**STATED EXERCISE**.
Give every line again exactly as it appears, please, but not the pictures.

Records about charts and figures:
** BEGIN **

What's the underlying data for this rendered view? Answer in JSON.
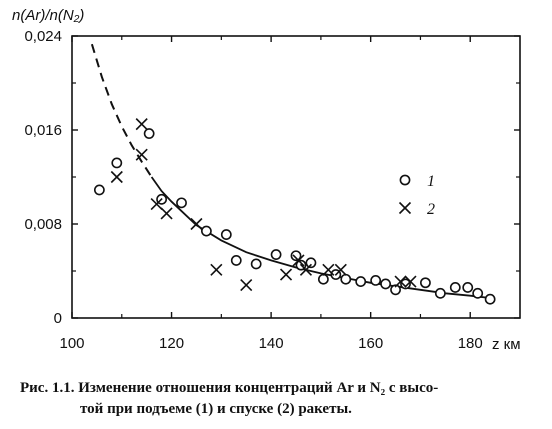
{
  "chart_data": {
    "type": "scatter",
    "ylabel": "n(Ar)/n(N₂)",
    "xlabel": "z км",
    "xlim": [
      100,
      190
    ],
    "ylim": [
      0,
      0.024
    ],
    "x_ticks": [
      100,
      120,
      140,
      160,
      180
    ],
    "x_tick_labels": [
      "100",
      "120",
      "140",
      "160",
      "180"
    ],
    "y_ticks": [
      0,
      0.008,
      0.016,
      0.024
    ],
    "y_tick_labels": [
      "0",
      "0,008",
      "0,016",
      "0,024"
    ],
    "grid": false,
    "legend_position": "right",
    "series": [
      {
        "name": "1",
        "marker": "circle",
        "points": [
          [
            105.5,
            0.0109
          ],
          [
            109,
            0.0132
          ],
          [
            115.5,
            0.0157
          ],
          [
            118,
            0.0101
          ],
          [
            122,
            0.0098
          ],
          [
            127,
            0.0074
          ],
          [
            131,
            0.0071
          ],
          [
            133,
            0.0049
          ],
          [
            137,
            0.0046
          ],
          [
            141,
            0.0054
          ],
          [
            145,
            0.0053
          ],
          [
            146,
            0.0045
          ],
          [
            148,
            0.0047
          ],
          [
            150.5,
            0.0033
          ],
          [
            153,
            0.0037
          ],
          [
            155,
            0.0033
          ],
          [
            158,
            0.0031
          ],
          [
            161,
            0.0032
          ],
          [
            163,
            0.0029
          ],
          [
            165,
            0.0024
          ],
          [
            167,
            0.0029
          ],
          [
            171,
            0.003
          ],
          [
            174,
            0.0021
          ],
          [
            177,
            0.0026
          ],
          [
            179.5,
            0.0026
          ],
          [
            181.5,
            0.0021
          ],
          [
            184,
            0.0016
          ]
        ]
      },
      {
        "name": "2",
        "marker": "cross",
        "points": [
          [
            109,
            0.012
          ],
          [
            114,
            0.0165
          ],
          [
            114,
            0.0139
          ],
          [
            117,
            0.0097
          ],
          [
            119,
            0.0089
          ],
          [
            125,
            0.008
          ],
          [
            129,
            0.0041
          ],
          [
            135,
            0.0028
          ],
          [
            143,
            0.0037
          ],
          [
            145.5,
            0.0049
          ],
          [
            147,
            0.0041
          ],
          [
            151.5,
            0.0041
          ],
          [
            154,
            0.0041
          ],
          [
            166,
            0.0031
          ],
          [
            168,
            0.0031
          ]
        ]
      }
    ],
    "fit_curve": {
      "style": "dashed-then-solid",
      "points": [
        [
          104,
          0.0233
        ],
        [
          106,
          0.0205
        ],
        [
          108,
          0.0182
        ],
        [
          110,
          0.0163
        ],
        [
          112,
          0.0147
        ],
        [
          114,
          0.0133
        ],
        [
          116,
          0.012
        ],
        [
          118,
          0.0108
        ],
        [
          120,
          0.0099
        ],
        [
          125,
          0.0079
        ],
        [
          130,
          0.0066
        ],
        [
          135,
          0.0056
        ],
        [
          140,
          0.0049
        ],
        [
          145,
          0.0043
        ],
        [
          150,
          0.0038
        ],
        [
          155,
          0.0034
        ],
        [
          160,
          0.003
        ],
        [
          165,
          0.0027
        ],
        [
          170,
          0.0024
        ],
        [
          175,
          0.0021
        ],
        [
          180,
          0.0019
        ],
        [
          184,
          0.0017
        ]
      ],
      "dash_until_x": 116
    }
  },
  "caption": {
    "line1": "Рис. 1.1. Изменение отношения концентраций Ar и N₂ с высо-",
    "line2": "той при подъеме (1) и спуске (2) ракеты."
  }
}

** END **

**COMPLETED TASK**.
What's the underlying data for this rendered view? Answer in JSON.
{
  "chart_data": {
    "type": "scatter",
    "ylabel": "n(Ar)/n(N₂)",
    "xlabel": "z км",
    "xlim": [
      100,
      190
    ],
    "ylim": [
      0,
      0.024
    ],
    "x_ticks": [
      100,
      120,
      140,
      160,
      180
    ],
    "x_tick_labels": [
      "100",
      "120",
      "140",
      "160",
      "180"
    ],
    "y_ticks": [
      0,
      0.008,
      0.016,
      0.024
    ],
    "y_tick_labels": [
      "0",
      "0,008",
      "0,016",
      "0,024"
    ],
    "grid": false,
    "legend_position": "right",
    "series": [
      {
        "name": "1",
        "marker": "circle",
        "points": [
          [
            105.5,
            0.0109
          ],
          [
            109,
            0.0132
          ],
          [
            115.5,
            0.0157
          ],
          [
            118,
            0.0101
          ],
          [
            122,
            0.0098
          ],
          [
            127,
            0.0074
          ],
          [
            131,
            0.0071
          ],
          [
            133,
            0.0049
          ],
          [
            137,
            0.0046
          ],
          [
            141,
            0.0054
          ],
          [
            145,
            0.0053
          ],
          [
            146,
            0.0045
          ],
          [
            148,
            0.0047
          ],
          [
            150.5,
            0.0033
          ],
          [
            153,
            0.0037
          ],
          [
            155,
            0.0033
          ],
          [
            158,
            0.0031
          ],
          [
            161,
            0.0032
          ],
          [
            163,
            0.0029
          ],
          [
            165,
            0.0024
          ],
          [
            167,
            0.0029
          ],
          [
            171,
            0.003
          ],
          [
            174,
            0.0021
          ],
          [
            177,
            0.0026
          ],
          [
            179.5,
            0.0026
          ],
          [
            181.5,
            0.0021
          ],
          [
            184,
            0.0016
          ]
        ]
      },
      {
        "name": "2",
        "marker": "cross",
        "points": [
          [
            109,
            0.012
          ],
          [
            114,
            0.0165
          ],
          [
            114,
            0.0139
          ],
          [
            117,
            0.0097
          ],
          [
            119,
            0.0089
          ],
          [
            125,
            0.008
          ],
          [
            129,
            0.0041
          ],
          [
            135,
            0.0028
          ],
          [
            143,
            0.0037
          ],
          [
            145.5,
            0.0049
          ],
          [
            147,
            0.0041
          ],
          [
            151.5,
            0.0041
          ],
          [
            154,
            0.0041
          ],
          [
            166,
            0.0031
          ],
          [
            168,
            0.0031
          ]
        ]
      }
    ],
    "fit_curve": {
      "style": "dashed-then-solid",
      "points": [
        [
          104,
          0.0233
        ],
        [
          106,
          0.0205
        ],
        [
          108,
          0.0182
        ],
        [
          110,
          0.0163
        ],
        [
          112,
          0.0147
        ],
        [
          114,
          0.0133
        ],
        [
          116,
          0.012
        ],
        [
          118,
          0.0108
        ],
        [
          120,
          0.0099
        ],
        [
          125,
          0.0079
        ],
        [
          130,
          0.0066
        ],
        [
          135,
          0.0056
        ],
        [
          140,
          0.0049
        ],
        [
          145,
          0.0043
        ],
        [
          150,
          0.0038
        ],
        [
          155,
          0.0034
        ],
        [
          160,
          0.003
        ],
        [
          165,
          0.0027
        ],
        [
          170,
          0.0024
        ],
        [
          175,
          0.0021
        ],
        [
          180,
          0.0019
        ],
        [
          184,
          0.0017
        ]
      ],
      "dash_until_x": 116
    }
  },
  "caption": {
    "line1": "Рис. 1.1. Изменение отношения концентраций Ar и N₂ с высо-",
    "line2": "той при подъеме (1) и спуске (2) ракеты."
  }
}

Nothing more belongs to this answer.